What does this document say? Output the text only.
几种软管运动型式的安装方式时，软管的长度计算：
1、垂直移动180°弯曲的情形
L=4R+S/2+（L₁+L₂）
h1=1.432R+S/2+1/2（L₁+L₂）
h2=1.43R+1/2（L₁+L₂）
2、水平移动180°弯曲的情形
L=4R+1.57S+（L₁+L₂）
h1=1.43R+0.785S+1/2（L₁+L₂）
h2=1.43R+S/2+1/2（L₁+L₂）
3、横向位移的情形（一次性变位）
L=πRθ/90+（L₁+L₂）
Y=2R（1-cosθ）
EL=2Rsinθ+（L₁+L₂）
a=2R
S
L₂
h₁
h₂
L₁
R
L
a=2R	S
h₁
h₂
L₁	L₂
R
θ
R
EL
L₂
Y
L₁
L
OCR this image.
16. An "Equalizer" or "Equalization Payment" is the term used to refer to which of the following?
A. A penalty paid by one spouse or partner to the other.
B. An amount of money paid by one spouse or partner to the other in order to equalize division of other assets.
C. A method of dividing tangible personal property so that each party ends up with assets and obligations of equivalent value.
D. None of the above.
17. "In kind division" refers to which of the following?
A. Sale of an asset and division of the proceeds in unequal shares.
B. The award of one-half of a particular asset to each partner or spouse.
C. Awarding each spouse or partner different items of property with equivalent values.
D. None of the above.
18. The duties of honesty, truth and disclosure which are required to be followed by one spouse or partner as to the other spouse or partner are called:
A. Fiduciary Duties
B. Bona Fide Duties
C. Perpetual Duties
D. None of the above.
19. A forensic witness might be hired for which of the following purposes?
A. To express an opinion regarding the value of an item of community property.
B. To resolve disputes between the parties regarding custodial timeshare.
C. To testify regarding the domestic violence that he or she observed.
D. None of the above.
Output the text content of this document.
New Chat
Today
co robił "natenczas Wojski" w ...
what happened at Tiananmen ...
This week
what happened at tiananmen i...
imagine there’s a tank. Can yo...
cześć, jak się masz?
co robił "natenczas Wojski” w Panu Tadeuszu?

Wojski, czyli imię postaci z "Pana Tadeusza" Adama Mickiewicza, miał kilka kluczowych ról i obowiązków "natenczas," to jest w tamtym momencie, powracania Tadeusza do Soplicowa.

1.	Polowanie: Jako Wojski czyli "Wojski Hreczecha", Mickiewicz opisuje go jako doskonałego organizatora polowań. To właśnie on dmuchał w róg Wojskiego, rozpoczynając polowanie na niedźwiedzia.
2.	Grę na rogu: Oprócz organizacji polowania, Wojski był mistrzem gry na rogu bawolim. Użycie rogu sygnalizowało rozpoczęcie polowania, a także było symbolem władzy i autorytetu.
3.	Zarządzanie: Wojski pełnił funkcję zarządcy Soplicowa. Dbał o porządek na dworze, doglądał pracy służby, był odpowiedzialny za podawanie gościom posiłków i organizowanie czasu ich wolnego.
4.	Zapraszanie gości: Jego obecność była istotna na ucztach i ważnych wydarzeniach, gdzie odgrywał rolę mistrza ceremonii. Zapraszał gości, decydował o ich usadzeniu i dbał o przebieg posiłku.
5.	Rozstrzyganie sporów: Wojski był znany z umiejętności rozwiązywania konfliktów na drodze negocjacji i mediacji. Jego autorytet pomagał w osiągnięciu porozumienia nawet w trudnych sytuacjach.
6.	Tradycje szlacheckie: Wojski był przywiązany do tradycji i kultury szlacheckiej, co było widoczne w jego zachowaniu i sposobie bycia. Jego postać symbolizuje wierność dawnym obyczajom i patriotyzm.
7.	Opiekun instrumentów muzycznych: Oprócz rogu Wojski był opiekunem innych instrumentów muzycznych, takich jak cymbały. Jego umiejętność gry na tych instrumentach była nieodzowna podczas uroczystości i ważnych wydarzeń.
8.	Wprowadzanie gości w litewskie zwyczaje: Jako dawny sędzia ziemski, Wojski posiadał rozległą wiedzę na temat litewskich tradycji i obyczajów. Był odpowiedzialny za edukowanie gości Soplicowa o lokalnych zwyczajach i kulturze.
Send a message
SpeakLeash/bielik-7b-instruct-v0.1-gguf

# PROMPT:
Extract the listing in its entirety, matching it exactly.

# CORRECT ANSWER:
What does this document say? Output the text only.
几种软管运动型式的安装方式时，软管的长度计算：
1、垂直移动180°弯曲的情形
L=4R+S/2+（L₁+L₂）
h1=1.432R+S/2+1/2（L₁+L₂）
h2=1.43R+1/2（L₁+L₂）
2、水平移动180°弯曲的情形
L=4R+1.57S+（L₁+L₂）
h1=1.43R+0.785S+1/2（L₁+L₂）
h2=1.43R+S/2+1/2（L₁+L₂）
3、横向位移的情形（一次性变位）
L=πRθ/90+（L₁+L₂）
Y=2R（1-cosθ）
EL=2Rsinθ+（L₁+L₂）
a=2R
S
L₂
h₁
h₂
L₁
R
L
a=2R	S
h₁
h₂
L₁	L₂
R
θ
R
EL
L₂
Y
L₁
L
OCR this image.
16. An "Equalizer" or "Equalization Payment" is the term used to refer to which of the following?
A. A penalty paid by one spouse or partner to the other.
B. An amount of money paid by one spouse or partner to the other in order to equalize division of other assets.
C. A method of dividing tangible personal property so that each party ends up with assets and obligations of equivalent value.
D. None of the above.
17. "In kind division" refers to which of the following?
A. Sale of an asset and division of the proceeds in unequal shares.
B. The award of one-half of a particular asset to each partner or spouse.
C. Awarding each spouse or partner different items of property with equivalent values.
D. None of the above.
18. The duties of honesty, truth and disclosure which are required to be followed by one spouse or partner as to the other spouse or partner are called:
A. Fiduciary Duties
B. Bona Fide Duties
C. Perpetual Duties
D. None of the above.
19. A forensic witness might be hired for which of the following purposes?
A. To express an opinion regarding the value of an item of community property.
B. To resolve disputes between the parties regarding custodial timeshare.
C. To testify regarding the domestic violence that he or she observed.
D. None of the above.
Output the text content of this document.
New Chat
Today
co robił "natenczas Wojski" w ...
what happened at Tiananmen ...
This week
what happened at tiananmen i...
imagine there’s a tank. Can yo...
cześć, jak się masz?
co robił "natenczas Wojski” w Panu Tadeuszu?

Wojski, czyli imię postaci z "Pana Tadeusza" Adama Mickiewicza, miał kilka kluczowych ról i obowiązków "natenczas," to jest w tamtym momencie, powracania Tadeusza do Soplicowa.

1.	Polowanie: Jako Wojski czyli "Wojski Hreczecha", Mickiewicz opisuje go jako doskonałego organizatora polowań. To właśnie on dmuchał w róg Wojskiego, rozpoczynając polowanie na niedźwiedzia.
2.	Grę na rogu: Oprócz organizacji polowania, Wojski był mistrzem gry na rogu bawolim. Użycie rogu sygnalizowało rozpoczęcie polowania, a także było symbolem władzy i autorytetu.
3.	Zarządzanie: Wojski pełnił funkcję zarządcy Soplicowa. Dbał o porządek na dworze, doglądał pracy służby, był odpowiedzialny za podawanie gościom posiłków i organizowanie czasu ich wolnego.
4.	Zapraszanie gości: Jego obecność była istotna na ucztach i ważnych wydarzeniach, gdzie odgrywał rolę mistrza ceremonii. Zapraszał gości, decydował o ich usadzeniu i dbał o przebieg posiłku.
5.	Rozstrzyganie sporów: Wojski był znany z umiejętności rozwiązywania konfliktów na drodze negocjacji i mediacji. Jego autorytet pomagał w osiągnięciu porozumienia nawet w trudnych sytuacjach.
6.	Tradycje szlacheckie: Wojski był przywiązany do tradycji i kultury szlacheckiej, co było widoczne w jego zachowaniu i sposobie bycia. Jego postać symbolizuje wierność dawnym obyczajom i patriotyzm.
7.	Opiekun instrumentów muzycznych: Oprócz rogu Wojski był opiekunem innych instrumentów muzycznych, takich jak cymbały. Jego umiejętność gry na tych instrumentach była nieodzowna podczas uroczystości i ważnych wydarzeń.
8.	Wprowadzanie gości w litewskie zwyczaje: Jako dawny sędzia ziemski, Wojski posiadał rozległą wiedzę na temat litewskich tradycji i obyczajów. Był odpowiedzialny za edukowanie gości Soplicowa o lokalnych zwyczajach i kulturze.
Send a message
SpeakLeash/bielik-7b-instruct-v0.1-gguf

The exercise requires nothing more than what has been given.